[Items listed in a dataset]
######
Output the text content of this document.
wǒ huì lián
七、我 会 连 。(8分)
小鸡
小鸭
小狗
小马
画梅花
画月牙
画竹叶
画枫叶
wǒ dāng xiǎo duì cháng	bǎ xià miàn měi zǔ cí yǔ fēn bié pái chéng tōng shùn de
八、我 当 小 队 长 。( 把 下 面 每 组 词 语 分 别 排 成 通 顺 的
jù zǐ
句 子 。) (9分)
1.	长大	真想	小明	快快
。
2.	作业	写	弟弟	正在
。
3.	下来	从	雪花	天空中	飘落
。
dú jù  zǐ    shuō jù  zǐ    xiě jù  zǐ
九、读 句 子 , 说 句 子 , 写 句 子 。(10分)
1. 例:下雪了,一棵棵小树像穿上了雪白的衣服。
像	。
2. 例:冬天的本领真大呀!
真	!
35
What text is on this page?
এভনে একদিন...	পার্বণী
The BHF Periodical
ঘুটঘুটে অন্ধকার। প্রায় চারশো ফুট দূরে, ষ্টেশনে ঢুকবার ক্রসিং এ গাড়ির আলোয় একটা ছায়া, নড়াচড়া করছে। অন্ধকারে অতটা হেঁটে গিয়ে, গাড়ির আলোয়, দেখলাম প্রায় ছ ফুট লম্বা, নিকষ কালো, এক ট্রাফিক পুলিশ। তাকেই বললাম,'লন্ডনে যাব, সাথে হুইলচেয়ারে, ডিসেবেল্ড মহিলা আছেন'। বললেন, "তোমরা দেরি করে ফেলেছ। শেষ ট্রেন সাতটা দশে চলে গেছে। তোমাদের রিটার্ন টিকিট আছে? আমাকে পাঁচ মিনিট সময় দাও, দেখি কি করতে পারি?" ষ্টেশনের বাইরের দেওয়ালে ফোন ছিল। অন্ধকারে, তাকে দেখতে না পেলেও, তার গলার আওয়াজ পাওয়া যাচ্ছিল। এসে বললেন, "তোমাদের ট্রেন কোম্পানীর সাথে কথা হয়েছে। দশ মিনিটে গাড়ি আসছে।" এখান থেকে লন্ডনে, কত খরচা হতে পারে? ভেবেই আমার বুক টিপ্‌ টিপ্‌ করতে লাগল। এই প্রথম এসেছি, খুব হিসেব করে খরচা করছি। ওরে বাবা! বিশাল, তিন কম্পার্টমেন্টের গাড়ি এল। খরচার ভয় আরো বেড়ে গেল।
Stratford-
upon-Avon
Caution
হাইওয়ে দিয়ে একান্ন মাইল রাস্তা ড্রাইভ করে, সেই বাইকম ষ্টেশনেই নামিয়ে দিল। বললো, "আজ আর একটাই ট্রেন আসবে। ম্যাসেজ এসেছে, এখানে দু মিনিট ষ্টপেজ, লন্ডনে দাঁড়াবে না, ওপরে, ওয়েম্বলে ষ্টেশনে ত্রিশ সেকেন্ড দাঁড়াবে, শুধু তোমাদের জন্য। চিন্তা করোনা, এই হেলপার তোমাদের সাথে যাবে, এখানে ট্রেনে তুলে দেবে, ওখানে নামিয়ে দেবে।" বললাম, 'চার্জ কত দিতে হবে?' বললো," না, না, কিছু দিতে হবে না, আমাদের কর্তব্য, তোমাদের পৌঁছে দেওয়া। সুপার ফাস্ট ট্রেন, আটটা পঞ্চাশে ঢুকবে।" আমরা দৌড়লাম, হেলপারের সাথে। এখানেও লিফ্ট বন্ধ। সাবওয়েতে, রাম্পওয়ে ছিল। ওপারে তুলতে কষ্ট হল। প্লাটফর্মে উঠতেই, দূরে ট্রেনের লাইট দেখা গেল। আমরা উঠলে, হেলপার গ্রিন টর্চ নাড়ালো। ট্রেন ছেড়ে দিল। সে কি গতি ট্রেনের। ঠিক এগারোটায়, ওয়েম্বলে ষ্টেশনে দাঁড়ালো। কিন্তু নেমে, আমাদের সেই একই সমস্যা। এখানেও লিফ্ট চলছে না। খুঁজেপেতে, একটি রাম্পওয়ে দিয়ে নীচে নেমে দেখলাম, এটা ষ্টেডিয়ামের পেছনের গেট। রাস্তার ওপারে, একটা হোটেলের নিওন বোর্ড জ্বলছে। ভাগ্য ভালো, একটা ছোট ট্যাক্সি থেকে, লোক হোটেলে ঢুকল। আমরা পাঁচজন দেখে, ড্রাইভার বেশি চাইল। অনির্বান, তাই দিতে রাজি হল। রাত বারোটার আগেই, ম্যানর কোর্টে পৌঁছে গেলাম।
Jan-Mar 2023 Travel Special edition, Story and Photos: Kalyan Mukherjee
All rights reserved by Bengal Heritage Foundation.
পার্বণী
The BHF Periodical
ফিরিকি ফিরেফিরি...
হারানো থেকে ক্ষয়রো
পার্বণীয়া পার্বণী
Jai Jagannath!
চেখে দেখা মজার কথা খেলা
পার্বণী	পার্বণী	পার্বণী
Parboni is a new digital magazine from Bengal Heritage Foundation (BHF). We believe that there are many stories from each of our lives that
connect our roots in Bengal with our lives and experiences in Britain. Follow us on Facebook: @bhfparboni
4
######
Every line of the data above should be copied exactly.

> [Answer to the problem]
Output the text content of this document.
wǒ huì lián
七、我 会 连 。(8分)
小鸡
小鸭
小狗
小马
画梅花
画月牙
画竹叶
画枫叶
wǒ dāng xiǎo duì cháng	bǎ xià miàn měi zǔ cí yǔ fēn bié pái chéng tōng shùn de
八、我 当 小 队 长 。( 把 下 面 每 组 词 语 分 别 排 成 通 顺 的
jù zǐ
句 子 。) (9分)
1.	长大	真想	小明	快快
。
2.	作业	写	弟弟	正在
。
3.	下来	从	雪花	天空中	飘落
。
dú jù  zǐ    shuō jù  zǐ    xiě jù  zǐ
九、读 句 子 , 说 句 子 , 写 句 子 。(10分)
1. 例:下雪了,一棵棵小树像穿上了雪白的衣服。
像	。
2. 例:冬天的本领真大呀!
真	!
35
What text is on this page?
এভনে একদিন...	পার্বণী
The BHF Periodical
ঘুটঘুটে অন্ধকার। প্রায় চারশো ফুট দূরে, ষ্টেশনে ঢুকবার ক্রসিং এ গাড়ির আলোয় একটা ছায়া, নড়াচড়া করছে। অন্ধকারে অতটা হেঁটে গিয়ে, গাড়ির আলোয়, দেখলাম প্রায় ছ ফুট লম্বা, নিকষ কালো, এক ট্রাফিক পুলিশ। তাকেই বললাম,'লন্ডনে যাব, সাথে হুইলচেয়ারে, ডিসেবেল্ড মহিলা আছেন'। বললেন, "তোমরা দেরি করে ফেলেছ। শেষ ট্রেন সাতটা দশে চলে গেছে। তোমাদের রিটার্ন টিকিট আছে? আমাকে পাঁচ মিনিট সময় দাও, দেখি কি করতে পারি?" ষ্টেশনের বাইরের দেওয়ালে ফোন ছিল। অন্ধকারে, তাকে দেখতে না পেলেও, তার গলার আওয়াজ পাওয়া যাচ্ছিল। এসে বললেন, "তোমাদের ট্রেন কোম্পানীর সাথে কথা হয়েছে। দশ মিনিটে গাড়ি আসছে।" এখান থেকে লন্ডনে, কত খরচা হতে পারে? ভেবেই আমার বুক টিপ্‌ টিপ্‌ করতে লাগল। এই প্রথম এসেছি, খুব হিসেব করে খরচা করছি। ওরে বাবা! বিশাল, তিন কম্পার্টমেন্টের গাড়ি এল। খরচার ভয় আরো বেড়ে গেল।
Stratford-
upon-Avon
Caution
হাইওয়ে দিয়ে একান্ন মাইল রাস্তা ড্রাইভ করে, সেই বাইকম ষ্টেশনেই নামিয়ে দিল। বললো, "আজ আর একটাই ট্রেন আসবে। ম্যাসেজ এসেছে, এখানে দু মিনিট ষ্টপেজ, লন্ডনে দাঁড়াবে না, ওপরে, ওয়েম্বলে ষ্টেশনে ত্রিশ সেকেন্ড দাঁড়াবে, শুধু তোমাদের জন্য। চিন্তা করোনা, এই হেলপার তোমাদের সাথে যাবে, এখানে ট্রেনে তুলে দেবে, ওখানে নামিয়ে দেবে।" বললাম, 'চার্জ কত দিতে হবে?' বললো," না, না, কিছু দিতে হবে না, আমাদের কর্তব্য, তোমাদের পৌঁছে দেওয়া। সুপার ফাস্ট ট্রেন, আটটা পঞ্চাশে ঢুকবে।" আমরা দৌড়লাম, হেলপারের সাথে। এখানেও লিফ্ট বন্ধ। সাবওয়েতে, রাম্পওয়ে ছিল। ওপারে তুলতে কষ্ট হল। প্লাটফর্মে উঠতেই, দূরে ট্রেনের লাইট দেখা গেল। আমরা উঠলে, হেলপার গ্রিন টর্চ নাড়ালো। ট্রেন ছেড়ে দিল। সে কি গতি ট্রেনের। ঠিক এগারোটায়, ওয়েম্বলে ষ্টেশনে দাঁড়ালো। কিন্তু নেমে, আমাদের সেই একই সমস্যা। এখানেও লিফ্ট চলছে না। খুঁজেপেতে, একটি রাম্পওয়ে দিয়ে নীচে নেমে দেখলাম, এটা ষ্টেডিয়ামের পেছনের গেট। রাস্তার ওপারে, একটা হোটেলের নিওন বোর্ড জ্বলছে। ভাগ্য ভালো, একটা ছোট ট্যাক্সি থেকে, লোক হোটেলে ঢুকল। আমরা পাঁচজন দেখে, ড্রাইভার বেশি চাইল। অনির্বান, তাই দিতে রাজি হল। রাত বারোটার আগেই, ম্যানর কোর্টে পৌঁছে গেলাম।
Jan-Mar 2023 Travel Special edition, Story and Photos: Kalyan Mukherjee
All rights reserved by Bengal Heritage Foundation.
পার্বণী
The BHF Periodical
ফিরিকি ফিরেফিরি...
হারানো থেকে ক্ষয়রো
পার্বণীয়া পার্বণী
Jai Jagannath!
চেখে দেখা মজার কথা খেলা
পার্বণী	পার্বণী	পার্বণী
Parboni is a new digital magazine from Bengal Heritage Foundation (BHF). We believe that there are many stories from each of our lives that
connect our roots in Bengal with our lives and experiences in Britain. Follow us on Facebook: @bhfparboni
4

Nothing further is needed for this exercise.